## Aim
Identify all lines in the listing that include the word "gelas", and copy them out.
** START **
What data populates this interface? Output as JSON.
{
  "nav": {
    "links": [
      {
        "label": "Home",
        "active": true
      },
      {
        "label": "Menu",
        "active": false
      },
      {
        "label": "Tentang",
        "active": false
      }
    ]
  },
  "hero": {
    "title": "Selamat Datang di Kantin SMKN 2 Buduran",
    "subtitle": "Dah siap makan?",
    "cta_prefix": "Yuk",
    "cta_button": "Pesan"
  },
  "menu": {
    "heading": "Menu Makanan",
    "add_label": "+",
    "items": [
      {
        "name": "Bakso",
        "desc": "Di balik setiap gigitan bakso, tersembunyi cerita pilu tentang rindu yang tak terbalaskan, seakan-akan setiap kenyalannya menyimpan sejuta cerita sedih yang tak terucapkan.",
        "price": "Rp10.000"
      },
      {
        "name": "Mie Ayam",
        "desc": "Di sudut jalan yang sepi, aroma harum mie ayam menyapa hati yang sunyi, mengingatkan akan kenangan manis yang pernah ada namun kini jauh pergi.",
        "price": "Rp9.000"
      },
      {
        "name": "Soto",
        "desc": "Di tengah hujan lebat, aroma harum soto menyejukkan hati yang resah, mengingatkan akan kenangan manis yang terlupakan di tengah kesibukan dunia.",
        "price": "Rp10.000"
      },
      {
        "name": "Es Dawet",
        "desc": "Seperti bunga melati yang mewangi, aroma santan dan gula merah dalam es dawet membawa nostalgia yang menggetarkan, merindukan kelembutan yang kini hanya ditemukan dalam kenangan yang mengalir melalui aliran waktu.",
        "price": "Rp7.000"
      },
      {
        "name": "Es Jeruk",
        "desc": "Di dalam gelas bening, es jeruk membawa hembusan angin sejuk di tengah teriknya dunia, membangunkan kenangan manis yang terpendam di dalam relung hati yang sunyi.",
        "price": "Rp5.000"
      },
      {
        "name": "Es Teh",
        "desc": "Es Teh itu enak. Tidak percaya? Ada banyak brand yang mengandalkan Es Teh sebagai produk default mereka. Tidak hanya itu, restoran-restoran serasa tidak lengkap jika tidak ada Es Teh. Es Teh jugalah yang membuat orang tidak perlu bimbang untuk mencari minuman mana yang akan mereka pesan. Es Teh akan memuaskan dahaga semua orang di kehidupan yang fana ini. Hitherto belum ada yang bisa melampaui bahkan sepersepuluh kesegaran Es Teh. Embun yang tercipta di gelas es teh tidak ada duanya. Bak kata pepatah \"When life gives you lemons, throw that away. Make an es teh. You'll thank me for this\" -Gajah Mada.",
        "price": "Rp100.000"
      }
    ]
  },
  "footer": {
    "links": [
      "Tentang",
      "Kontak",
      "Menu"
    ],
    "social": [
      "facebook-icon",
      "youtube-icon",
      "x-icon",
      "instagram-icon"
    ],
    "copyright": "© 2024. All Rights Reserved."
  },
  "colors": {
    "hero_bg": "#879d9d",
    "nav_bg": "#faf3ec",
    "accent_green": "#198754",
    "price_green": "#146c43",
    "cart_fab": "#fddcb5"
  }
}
** END **
** START **
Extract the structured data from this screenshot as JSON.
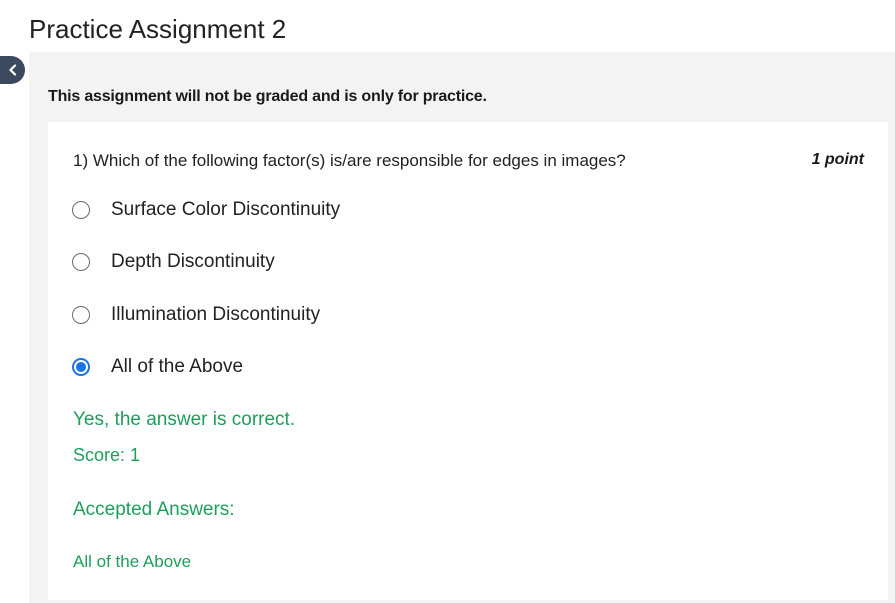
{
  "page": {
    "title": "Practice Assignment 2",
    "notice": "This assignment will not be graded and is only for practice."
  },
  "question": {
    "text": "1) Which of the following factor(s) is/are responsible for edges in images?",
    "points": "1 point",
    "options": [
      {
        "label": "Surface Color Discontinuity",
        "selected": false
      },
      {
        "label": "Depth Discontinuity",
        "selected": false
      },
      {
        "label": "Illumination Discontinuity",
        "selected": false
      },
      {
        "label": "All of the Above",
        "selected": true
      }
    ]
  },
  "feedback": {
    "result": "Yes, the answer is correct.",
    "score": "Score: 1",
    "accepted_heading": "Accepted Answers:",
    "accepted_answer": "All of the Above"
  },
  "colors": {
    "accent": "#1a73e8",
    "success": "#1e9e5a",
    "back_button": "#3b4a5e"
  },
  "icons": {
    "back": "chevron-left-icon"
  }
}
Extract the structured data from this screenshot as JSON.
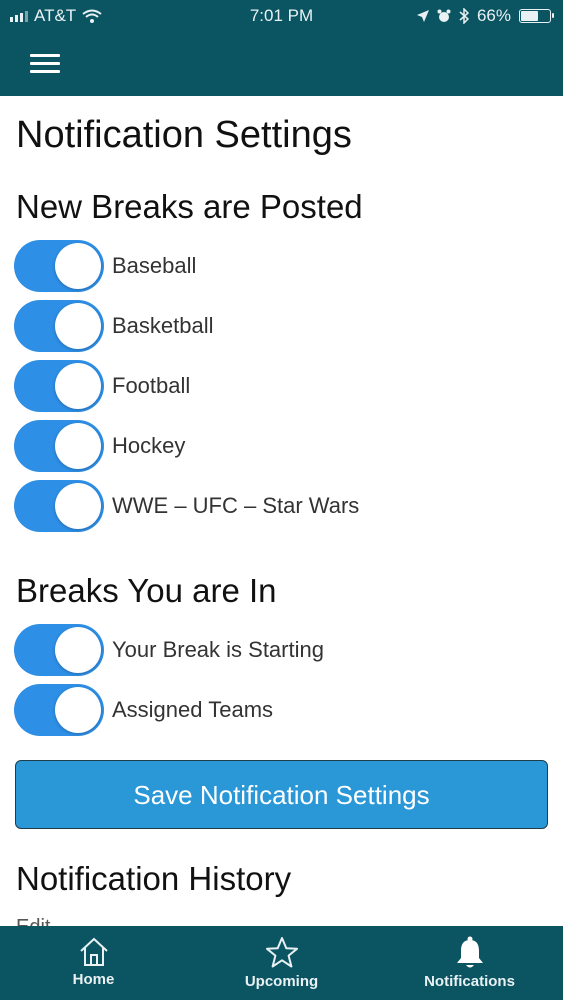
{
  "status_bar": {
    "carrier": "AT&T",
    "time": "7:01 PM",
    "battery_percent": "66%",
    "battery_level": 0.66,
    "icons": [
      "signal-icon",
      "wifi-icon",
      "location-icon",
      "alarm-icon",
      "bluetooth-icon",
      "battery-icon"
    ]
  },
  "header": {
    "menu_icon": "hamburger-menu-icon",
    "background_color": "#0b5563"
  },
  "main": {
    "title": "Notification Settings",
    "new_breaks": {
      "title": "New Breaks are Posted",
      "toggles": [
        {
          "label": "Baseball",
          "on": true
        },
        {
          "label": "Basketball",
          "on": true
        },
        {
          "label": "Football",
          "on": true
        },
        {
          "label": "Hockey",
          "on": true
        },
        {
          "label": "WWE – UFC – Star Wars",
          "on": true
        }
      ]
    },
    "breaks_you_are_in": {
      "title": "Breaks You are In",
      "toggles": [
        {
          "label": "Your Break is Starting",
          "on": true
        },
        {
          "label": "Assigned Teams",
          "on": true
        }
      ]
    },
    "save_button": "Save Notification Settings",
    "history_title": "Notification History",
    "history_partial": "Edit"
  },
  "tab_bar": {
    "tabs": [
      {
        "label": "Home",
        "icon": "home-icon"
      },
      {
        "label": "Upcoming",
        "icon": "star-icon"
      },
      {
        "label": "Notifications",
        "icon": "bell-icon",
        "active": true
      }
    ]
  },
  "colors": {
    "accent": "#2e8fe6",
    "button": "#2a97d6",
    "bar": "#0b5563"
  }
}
** END **
## Result of this task
        "desc": "Di dalam gelas bening, es jeruk membawa hembusan angin sejuk di tengah teriknya dunia, membangunkan kenangan manis yang terpendam di dalam relung hati yang sunyi.",
        "desc": "Es Teh itu enak. Tidak percaya? Ada banyak brand yang mengandalkan Es Teh sebagai produk default mereka. Tidak hanya itu, restoran-restoran serasa tidak lengkap jika tidak ada Es Teh. Es Teh jugalah yang membuat orang tidak perlu bimbang untuk mencari minuman mana yang akan mereka pesan. Es Teh akan memuaskan dahaga semua orang di kehidupan yang fana ini. Hitherto belum ada yang bisa melampaui bahkan sepersepuluh kesegaran Es Teh. Embun yang tercipta di gelas es teh tidak ada duanya. Bak kata pepatah \"When life gives you lemons, throw that away. Make an es teh. You'll thank me for this\" -Gajah Mada.",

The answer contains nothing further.